* **Given task**
Return the listing below in full, with every line exactly as it is.

[BEGIN Given information]

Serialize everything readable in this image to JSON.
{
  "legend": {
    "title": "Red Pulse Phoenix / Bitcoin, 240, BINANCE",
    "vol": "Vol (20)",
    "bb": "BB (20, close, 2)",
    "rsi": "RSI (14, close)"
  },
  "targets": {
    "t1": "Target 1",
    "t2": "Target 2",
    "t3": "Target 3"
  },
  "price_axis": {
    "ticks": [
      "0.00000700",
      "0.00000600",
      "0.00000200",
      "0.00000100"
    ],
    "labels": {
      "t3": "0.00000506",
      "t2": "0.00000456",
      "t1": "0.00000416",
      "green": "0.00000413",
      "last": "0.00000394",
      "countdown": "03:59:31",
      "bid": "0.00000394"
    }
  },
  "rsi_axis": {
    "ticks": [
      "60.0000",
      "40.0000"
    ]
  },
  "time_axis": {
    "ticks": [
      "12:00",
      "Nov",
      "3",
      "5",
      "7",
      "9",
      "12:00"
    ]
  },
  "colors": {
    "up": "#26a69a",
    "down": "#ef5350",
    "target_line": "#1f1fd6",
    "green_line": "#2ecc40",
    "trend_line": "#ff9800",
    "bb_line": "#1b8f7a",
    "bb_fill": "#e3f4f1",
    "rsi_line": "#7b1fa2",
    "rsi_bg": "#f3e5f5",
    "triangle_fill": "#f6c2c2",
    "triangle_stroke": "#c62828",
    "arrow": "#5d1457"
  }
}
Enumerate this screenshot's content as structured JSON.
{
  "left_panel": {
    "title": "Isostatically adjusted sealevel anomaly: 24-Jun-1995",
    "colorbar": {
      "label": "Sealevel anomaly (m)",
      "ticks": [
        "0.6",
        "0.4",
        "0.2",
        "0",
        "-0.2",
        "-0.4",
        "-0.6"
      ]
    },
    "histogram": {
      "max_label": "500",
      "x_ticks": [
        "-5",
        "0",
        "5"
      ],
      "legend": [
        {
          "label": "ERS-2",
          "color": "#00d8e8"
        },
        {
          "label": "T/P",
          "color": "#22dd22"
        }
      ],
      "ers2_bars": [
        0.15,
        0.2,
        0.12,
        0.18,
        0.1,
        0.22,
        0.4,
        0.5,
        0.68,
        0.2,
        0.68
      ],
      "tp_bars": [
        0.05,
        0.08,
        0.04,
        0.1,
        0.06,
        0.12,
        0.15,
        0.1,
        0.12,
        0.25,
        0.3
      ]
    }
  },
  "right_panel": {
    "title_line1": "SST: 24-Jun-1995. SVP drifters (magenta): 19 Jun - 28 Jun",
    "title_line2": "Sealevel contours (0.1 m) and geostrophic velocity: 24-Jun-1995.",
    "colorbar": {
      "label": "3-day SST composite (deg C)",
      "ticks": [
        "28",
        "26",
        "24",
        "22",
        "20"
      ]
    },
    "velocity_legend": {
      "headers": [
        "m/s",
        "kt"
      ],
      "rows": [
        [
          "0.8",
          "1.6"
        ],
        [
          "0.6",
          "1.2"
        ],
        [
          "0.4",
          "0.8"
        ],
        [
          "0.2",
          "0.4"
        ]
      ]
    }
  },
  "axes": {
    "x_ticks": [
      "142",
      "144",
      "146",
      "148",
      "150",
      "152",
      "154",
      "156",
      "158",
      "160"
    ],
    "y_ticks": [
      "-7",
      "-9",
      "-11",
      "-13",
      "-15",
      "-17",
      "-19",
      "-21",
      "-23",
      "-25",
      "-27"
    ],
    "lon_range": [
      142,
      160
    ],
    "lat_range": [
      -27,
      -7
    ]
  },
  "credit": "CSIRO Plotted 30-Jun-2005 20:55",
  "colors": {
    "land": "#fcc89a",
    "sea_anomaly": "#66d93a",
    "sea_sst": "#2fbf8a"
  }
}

[END Given information]

* **Expected answer**
Serialize everything readable in this image to JSON.
{
  "legend": {
    "title": "Red Pulse Phoenix / Bitcoin, 240, BINANCE",
    "vol": "Vol (20)",
    "bb": "BB (20, close, 2)",
    "rsi": "RSI (14, close)"
  },
  "targets": {
    "t1": "Target 1",
    "t2": "Target 2",
    "t3": "Target 3"
  },
  "price_axis": {
    "ticks": [
      "0.00000700",
      "0.00000600",
      "0.00000200",
      "0.00000100"
    ],
    "labels": {
      "t3": "0.00000506",
      "t2": "0.00000456",
      "t1": "0.00000416",
      "green": "0.00000413",
      "last": "0.00000394",
      "countdown": "03:59:31",
      "bid": "0.00000394"
    }
  },
  "rsi_axis": {
    "ticks": [
      "60.0000",
      "40.0000"
    ]
  },
  "time_axis": {
    "ticks": [
      "12:00",
      "Nov",
      "3",
      "5",
      "7",
      "9",
      "12:00"
    ]
  },
  "colors": {
    "up": "#26a69a",
    "down": "#ef5350",
    "target_line": "#1f1fd6",
    "green_line": "#2ecc40",
    "trend_line": "#ff9800",
    "bb_line": "#1b8f7a",
    "bb_fill": "#e3f4f1",
    "rsi_line": "#7b1fa2",
    "rsi_bg": "#f3e5f5",
    "triangle_fill": "#f6c2c2",
    "triangle_stroke": "#c62828",
    "arrow": "#5d1457"
  }
}
Enumerate this screenshot's content as structured JSON.
{
  "left_panel": {
    "title": "Isostatically adjusted sealevel anomaly: 24-Jun-1995",
    "colorbar": {
      "label": "Sealevel anomaly (m)",
      "ticks": [
        "0.6",
        "0.4",
        "0.2",
        "0",
        "-0.2",
        "-0.4",
        "-0.6"
      ]
    },
    "histogram": {
      "max_label": "500",
      "x_ticks": [
        "-5",
        "0",
        "5"
      ],
      "legend": [
        {
          "label": "ERS-2",
          "color": "#00d8e8"
        },
        {
          "label": "T/P",
          "color": "#22dd22"
        }
      ],
      "ers2_bars": [
        0.15,
        0.2,
        0.12,
        0.18,
        0.1,
        0.22,
        0.4,
        0.5,
        0.68,
        0.2,
        0.68
      ],
      "tp_bars": [
        0.05,
        0.08,
        0.04,
        0.1,
        0.06,
        0.12,
        0.15,
        0.1,
        0.12,
        0.25,
        0.3
      ]
    }
  },
  "right_panel": {
    "title_line1": "SST: 24-Jun-1995. SVP drifters (magenta): 19 Jun - 28 Jun",
    "title_line2": "Sealevel contours (0.1 m) and geostrophic velocity: 24-Jun-1995.",
    "colorbar": {
      "label": "3-day SST composite (deg C)",
      "ticks": [
        "28",
        "26",
        "24",
        "22",
        "20"
      ]
    },
    "velocity_legend": {
      "headers": [
        "m/s",
        "kt"
      ],
      "rows": [
        [
          "0.8",
          "1.6"
        ],
        [
          "0.6",
          "1.2"
        ],
        [
          "0.4",
          "0.8"
        ],
        [
          "0.2",
          "0.4"
        ]
      ]
    }
  },
  "axes": {
    "x_ticks": [
      "142",
      "144",
      "146",
      "148",
      "150",
      "152",
      "154",
      "156",
      "158",
      "160"
    ],
    "y_ticks": [
      "-7",
      "-9",
      "-11",
      "-13",
      "-15",
      "-17",
      "-19",
      "-21",
      "-23",
      "-25",
      "-27"
    ],
    "lon_range": [
      142,
      160
    ],
    "lat_range": [
      -27,
      -7
    ]
  },
  "credit": "CSIRO Plotted 30-Jun-2005 20:55",
  "colors": {
    "land": "#fcc89a",
    "sea_anomaly": "#66d93a",
    "sea_sst": "#2fbf8a"
  }
}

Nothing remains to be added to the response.